In the material below, list every line carrying the string "JSON".

--- Exercise input ---

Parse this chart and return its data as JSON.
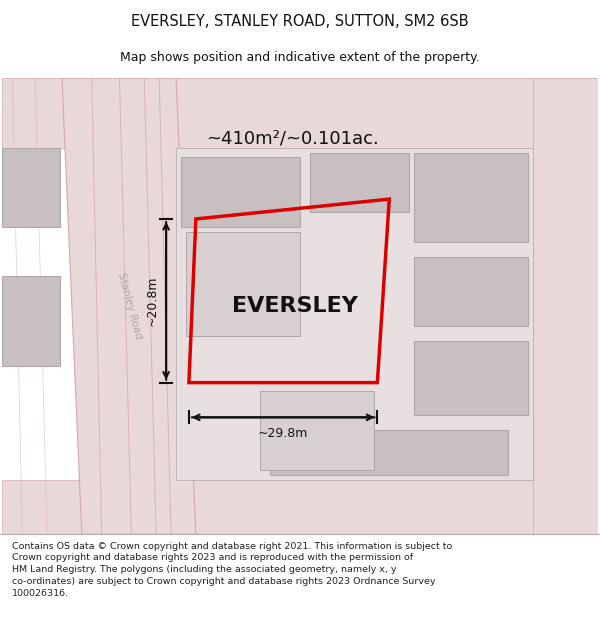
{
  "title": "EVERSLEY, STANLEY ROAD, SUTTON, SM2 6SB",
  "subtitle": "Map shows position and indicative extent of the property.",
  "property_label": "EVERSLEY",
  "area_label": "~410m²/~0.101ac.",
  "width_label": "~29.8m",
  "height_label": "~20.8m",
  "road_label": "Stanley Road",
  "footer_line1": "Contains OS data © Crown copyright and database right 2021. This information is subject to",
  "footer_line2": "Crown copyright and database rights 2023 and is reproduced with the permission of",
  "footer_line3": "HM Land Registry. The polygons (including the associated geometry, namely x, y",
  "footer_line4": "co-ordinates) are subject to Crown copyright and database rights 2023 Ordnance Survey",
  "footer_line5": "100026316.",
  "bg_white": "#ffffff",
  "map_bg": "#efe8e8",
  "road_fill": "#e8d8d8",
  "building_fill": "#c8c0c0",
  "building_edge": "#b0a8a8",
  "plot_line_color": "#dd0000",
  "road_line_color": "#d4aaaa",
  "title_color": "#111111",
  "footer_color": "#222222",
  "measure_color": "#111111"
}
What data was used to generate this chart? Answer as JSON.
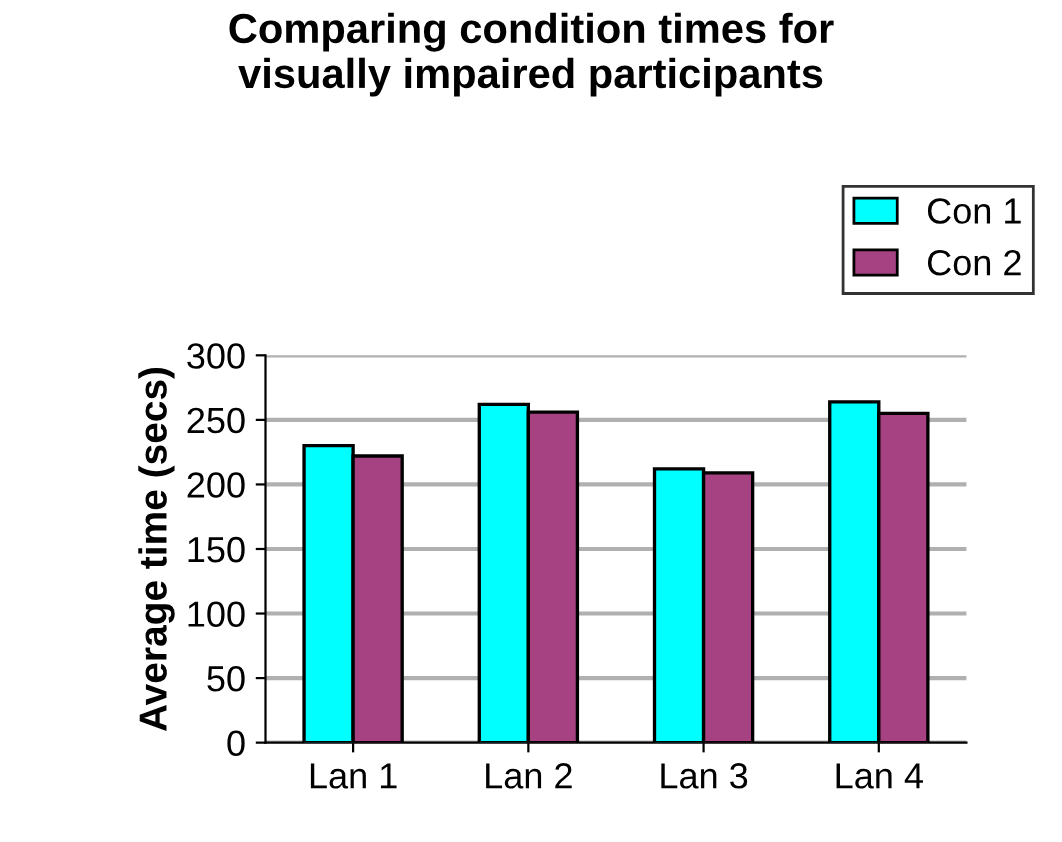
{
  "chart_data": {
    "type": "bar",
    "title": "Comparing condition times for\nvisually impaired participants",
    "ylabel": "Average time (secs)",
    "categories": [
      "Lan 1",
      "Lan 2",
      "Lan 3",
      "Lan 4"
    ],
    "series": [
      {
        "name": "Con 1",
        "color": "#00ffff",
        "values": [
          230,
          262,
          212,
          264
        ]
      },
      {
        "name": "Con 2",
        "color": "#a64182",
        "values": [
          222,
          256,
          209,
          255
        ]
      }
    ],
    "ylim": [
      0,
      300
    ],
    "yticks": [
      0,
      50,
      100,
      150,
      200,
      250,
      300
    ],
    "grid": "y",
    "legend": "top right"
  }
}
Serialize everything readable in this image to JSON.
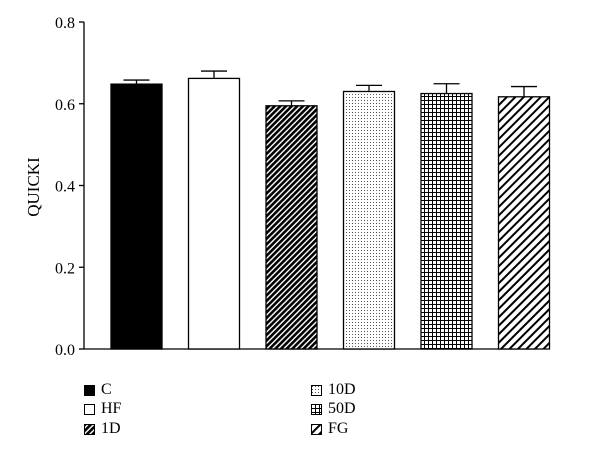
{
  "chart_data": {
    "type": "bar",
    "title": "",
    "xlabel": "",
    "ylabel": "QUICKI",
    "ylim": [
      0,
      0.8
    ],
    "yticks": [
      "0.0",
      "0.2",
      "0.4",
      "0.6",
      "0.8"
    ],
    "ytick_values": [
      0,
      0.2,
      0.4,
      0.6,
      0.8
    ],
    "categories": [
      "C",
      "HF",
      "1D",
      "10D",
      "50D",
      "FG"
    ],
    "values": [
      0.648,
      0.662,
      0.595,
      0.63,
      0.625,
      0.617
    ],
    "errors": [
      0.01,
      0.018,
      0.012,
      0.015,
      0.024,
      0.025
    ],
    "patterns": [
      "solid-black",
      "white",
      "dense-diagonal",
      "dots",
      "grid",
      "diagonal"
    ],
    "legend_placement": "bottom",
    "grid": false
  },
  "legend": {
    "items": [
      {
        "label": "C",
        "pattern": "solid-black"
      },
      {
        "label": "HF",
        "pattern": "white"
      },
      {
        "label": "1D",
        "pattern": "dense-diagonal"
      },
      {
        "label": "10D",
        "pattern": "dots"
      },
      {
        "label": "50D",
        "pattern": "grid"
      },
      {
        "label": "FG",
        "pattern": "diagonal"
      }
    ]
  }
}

---

> **Task response**:
Parse this chart and return its data as JSON.
What data was used to generate this chart? Answer as JSON.
Serialize everything readable in this image to JSON.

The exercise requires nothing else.